SUPPLIED MATERIAL
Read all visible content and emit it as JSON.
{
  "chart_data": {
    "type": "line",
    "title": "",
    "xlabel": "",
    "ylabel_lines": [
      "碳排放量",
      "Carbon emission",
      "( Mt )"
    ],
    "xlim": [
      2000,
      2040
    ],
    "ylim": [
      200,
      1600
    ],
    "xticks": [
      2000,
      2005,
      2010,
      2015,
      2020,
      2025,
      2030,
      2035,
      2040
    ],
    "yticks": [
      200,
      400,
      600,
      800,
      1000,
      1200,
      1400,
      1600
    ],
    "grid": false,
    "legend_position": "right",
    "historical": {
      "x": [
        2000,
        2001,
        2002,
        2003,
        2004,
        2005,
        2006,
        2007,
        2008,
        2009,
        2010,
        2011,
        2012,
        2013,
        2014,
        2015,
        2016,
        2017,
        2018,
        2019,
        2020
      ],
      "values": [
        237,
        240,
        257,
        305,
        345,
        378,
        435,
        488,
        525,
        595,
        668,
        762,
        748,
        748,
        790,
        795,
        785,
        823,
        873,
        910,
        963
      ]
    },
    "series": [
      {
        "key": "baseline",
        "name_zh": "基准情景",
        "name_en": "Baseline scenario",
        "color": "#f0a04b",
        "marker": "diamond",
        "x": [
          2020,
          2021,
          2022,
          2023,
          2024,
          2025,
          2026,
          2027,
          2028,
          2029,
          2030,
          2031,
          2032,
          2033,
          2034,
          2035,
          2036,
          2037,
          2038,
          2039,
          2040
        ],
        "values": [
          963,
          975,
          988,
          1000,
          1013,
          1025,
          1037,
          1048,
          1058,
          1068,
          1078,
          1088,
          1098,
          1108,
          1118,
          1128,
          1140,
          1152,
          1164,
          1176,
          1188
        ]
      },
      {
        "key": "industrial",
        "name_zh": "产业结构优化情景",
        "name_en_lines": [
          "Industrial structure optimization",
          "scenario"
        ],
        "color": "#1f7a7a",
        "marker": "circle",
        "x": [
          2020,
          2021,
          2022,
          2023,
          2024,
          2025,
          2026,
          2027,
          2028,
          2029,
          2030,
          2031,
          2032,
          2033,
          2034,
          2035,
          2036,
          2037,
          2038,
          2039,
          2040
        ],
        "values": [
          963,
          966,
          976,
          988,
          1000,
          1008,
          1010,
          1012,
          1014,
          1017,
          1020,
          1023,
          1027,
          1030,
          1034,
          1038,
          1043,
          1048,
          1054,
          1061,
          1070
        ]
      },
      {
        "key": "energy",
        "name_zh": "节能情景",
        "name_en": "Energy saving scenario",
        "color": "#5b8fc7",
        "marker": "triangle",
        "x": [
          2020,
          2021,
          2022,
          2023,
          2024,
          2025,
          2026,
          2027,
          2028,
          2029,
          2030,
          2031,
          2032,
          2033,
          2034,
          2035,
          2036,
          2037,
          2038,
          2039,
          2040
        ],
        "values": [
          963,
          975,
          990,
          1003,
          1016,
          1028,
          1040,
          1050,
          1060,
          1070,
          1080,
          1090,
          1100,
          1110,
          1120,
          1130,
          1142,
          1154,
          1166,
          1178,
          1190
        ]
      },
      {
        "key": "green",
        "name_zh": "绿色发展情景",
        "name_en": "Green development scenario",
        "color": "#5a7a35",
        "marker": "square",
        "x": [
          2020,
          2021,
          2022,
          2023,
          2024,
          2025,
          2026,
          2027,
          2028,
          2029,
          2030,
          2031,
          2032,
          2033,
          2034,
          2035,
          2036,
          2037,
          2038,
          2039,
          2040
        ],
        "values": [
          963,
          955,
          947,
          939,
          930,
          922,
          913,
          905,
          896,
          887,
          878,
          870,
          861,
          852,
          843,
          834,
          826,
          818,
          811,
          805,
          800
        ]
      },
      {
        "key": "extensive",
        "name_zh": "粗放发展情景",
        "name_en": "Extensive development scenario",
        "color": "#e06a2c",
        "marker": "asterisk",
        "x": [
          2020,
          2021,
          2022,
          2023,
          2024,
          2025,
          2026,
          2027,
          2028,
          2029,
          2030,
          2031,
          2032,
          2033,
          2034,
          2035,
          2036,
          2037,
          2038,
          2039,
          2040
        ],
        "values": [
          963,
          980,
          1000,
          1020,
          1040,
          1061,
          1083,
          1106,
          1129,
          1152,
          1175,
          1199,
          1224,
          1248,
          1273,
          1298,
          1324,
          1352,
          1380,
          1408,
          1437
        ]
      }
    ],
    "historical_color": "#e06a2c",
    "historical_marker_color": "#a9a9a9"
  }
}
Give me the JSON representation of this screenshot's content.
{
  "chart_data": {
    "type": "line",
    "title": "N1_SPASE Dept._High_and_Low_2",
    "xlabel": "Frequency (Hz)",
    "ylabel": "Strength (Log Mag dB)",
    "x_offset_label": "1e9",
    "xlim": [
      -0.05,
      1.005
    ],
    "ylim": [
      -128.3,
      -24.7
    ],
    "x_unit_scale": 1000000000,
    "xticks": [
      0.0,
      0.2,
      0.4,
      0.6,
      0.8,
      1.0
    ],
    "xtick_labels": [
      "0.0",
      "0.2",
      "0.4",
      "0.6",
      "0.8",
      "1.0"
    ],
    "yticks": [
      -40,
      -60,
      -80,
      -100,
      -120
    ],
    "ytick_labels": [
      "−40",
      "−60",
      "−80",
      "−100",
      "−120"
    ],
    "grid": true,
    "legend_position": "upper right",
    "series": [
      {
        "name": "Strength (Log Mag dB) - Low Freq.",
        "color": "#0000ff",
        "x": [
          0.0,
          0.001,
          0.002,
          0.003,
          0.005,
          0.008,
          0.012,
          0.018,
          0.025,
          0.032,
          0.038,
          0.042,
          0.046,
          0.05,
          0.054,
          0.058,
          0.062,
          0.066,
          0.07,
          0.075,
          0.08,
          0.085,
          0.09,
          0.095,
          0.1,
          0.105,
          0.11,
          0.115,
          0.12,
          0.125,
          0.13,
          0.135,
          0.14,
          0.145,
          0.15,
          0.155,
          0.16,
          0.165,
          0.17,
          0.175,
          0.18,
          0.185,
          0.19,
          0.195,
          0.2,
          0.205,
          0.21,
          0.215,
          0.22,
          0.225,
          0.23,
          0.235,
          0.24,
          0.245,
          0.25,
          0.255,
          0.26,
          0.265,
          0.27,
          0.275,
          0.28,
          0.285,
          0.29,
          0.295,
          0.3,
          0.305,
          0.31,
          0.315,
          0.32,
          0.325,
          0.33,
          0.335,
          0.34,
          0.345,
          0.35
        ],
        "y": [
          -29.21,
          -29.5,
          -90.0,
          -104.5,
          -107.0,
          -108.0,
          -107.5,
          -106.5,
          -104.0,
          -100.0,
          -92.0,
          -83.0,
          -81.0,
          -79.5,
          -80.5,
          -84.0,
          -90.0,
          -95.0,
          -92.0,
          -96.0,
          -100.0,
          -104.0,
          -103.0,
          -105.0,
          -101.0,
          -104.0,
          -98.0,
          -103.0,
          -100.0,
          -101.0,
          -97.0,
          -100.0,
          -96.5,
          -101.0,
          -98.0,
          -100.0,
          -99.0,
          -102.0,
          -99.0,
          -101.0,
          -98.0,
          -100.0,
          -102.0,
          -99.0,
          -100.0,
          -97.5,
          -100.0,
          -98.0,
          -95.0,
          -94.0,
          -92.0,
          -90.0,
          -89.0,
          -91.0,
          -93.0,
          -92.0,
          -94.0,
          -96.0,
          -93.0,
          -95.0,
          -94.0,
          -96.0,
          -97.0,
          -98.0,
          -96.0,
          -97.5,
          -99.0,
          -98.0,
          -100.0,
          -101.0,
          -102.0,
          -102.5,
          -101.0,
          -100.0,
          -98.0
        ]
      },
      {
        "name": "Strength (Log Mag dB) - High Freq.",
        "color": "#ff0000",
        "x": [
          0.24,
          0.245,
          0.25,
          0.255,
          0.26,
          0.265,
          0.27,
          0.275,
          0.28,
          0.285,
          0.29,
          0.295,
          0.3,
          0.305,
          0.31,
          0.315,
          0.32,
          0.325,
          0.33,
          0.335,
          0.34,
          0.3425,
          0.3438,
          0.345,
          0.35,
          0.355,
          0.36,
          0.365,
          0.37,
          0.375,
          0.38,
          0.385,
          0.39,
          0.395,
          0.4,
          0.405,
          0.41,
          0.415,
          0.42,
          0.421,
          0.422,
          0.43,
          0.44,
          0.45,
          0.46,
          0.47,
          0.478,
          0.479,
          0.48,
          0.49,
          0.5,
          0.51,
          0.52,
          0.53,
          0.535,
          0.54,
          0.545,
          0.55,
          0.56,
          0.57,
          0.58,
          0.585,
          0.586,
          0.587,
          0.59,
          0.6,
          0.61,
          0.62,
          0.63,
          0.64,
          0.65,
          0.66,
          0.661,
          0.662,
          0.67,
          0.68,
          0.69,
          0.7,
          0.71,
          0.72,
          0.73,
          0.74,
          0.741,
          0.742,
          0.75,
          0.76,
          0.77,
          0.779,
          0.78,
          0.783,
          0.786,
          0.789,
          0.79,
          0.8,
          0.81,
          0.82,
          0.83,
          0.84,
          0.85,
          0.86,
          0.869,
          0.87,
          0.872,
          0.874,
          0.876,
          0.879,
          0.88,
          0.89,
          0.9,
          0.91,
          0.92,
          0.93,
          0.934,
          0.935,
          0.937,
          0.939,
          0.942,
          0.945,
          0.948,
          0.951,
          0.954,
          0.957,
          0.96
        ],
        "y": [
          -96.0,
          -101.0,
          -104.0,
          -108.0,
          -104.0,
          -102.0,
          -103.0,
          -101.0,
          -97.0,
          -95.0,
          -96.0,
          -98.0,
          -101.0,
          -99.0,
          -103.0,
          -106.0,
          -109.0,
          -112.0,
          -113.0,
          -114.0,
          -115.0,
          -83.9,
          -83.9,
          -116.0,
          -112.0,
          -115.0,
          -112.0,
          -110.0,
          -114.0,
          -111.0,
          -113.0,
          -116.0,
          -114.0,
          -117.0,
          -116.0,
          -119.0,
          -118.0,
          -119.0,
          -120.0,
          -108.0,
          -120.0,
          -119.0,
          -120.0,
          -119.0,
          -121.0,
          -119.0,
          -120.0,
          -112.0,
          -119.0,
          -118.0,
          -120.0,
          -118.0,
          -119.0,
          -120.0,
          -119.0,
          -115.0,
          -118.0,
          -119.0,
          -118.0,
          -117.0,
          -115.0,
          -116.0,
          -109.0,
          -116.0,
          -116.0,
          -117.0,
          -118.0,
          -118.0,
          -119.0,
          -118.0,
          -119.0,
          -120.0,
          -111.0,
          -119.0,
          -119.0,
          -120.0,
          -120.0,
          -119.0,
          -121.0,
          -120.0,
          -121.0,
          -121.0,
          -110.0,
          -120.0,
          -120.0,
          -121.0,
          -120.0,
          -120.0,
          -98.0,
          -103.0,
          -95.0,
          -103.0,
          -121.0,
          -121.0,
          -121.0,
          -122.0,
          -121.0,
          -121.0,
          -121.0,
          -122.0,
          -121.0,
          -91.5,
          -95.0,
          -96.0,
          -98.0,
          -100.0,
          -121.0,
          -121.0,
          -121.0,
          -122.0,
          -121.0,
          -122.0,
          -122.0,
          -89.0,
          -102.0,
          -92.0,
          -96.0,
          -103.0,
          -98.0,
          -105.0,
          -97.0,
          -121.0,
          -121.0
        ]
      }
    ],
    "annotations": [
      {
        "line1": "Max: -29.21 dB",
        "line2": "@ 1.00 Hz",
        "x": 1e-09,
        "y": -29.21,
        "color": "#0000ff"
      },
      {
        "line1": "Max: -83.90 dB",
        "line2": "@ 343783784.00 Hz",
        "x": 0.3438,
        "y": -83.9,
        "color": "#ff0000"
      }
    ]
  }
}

THE REQUEST
Find all lines holding the string "development" and copy them.

WORKED SOLUTION
        "name_en": "Green development scenario",
        "name_en": "Extensive development scenario",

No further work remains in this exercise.